TASK REQUIREMENTS - Find each line with "size" and copy it.

DATA SECTION -
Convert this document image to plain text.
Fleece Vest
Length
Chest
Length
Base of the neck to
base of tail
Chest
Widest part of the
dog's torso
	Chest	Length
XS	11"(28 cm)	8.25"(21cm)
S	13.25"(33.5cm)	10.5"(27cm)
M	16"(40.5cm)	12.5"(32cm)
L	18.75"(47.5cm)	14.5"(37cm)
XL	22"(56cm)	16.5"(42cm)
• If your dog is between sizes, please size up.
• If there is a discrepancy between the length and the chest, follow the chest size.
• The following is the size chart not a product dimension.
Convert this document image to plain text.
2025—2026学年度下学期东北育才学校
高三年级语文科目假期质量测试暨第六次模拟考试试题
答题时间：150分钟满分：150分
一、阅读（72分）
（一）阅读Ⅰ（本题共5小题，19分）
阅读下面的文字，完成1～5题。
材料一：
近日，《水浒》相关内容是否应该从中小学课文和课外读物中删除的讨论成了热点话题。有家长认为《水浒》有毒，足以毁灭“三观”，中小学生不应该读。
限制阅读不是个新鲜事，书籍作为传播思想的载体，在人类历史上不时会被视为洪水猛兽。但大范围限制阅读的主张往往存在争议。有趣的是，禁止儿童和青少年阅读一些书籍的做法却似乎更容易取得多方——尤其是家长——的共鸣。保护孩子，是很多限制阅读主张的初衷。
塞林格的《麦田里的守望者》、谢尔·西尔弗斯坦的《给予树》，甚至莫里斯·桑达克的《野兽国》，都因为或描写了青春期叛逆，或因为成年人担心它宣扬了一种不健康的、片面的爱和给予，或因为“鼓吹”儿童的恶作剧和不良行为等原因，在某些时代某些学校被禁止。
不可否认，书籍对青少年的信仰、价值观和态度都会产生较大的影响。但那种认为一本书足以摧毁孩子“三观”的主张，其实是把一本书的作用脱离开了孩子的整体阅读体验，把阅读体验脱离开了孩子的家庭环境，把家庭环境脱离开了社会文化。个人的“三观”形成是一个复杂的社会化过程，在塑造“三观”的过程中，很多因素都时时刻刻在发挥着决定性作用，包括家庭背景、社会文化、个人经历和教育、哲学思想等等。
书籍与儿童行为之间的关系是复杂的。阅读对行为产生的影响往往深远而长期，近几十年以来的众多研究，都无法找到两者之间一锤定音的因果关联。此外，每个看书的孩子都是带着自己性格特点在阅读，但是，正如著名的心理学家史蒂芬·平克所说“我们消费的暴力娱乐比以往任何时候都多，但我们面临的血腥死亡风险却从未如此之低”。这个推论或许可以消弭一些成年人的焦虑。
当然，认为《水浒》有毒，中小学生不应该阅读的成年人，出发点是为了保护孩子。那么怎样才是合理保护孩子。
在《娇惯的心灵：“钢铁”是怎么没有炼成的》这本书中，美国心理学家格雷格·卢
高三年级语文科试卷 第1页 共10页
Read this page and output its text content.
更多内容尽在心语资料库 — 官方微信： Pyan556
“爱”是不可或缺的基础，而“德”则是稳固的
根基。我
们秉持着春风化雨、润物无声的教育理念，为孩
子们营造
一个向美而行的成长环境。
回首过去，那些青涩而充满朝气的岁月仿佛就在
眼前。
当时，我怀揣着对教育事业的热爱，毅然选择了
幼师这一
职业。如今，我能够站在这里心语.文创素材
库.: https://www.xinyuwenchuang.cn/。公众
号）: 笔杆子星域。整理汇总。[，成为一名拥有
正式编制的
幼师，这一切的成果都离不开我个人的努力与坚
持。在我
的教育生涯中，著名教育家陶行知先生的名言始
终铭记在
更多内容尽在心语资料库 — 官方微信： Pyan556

FINAL RESULT -
• If your dog is between sizes, please size up.
• If there is a discrepancy between the length and the chest, follow the chest size.
• The following is the size chart not a product dimension.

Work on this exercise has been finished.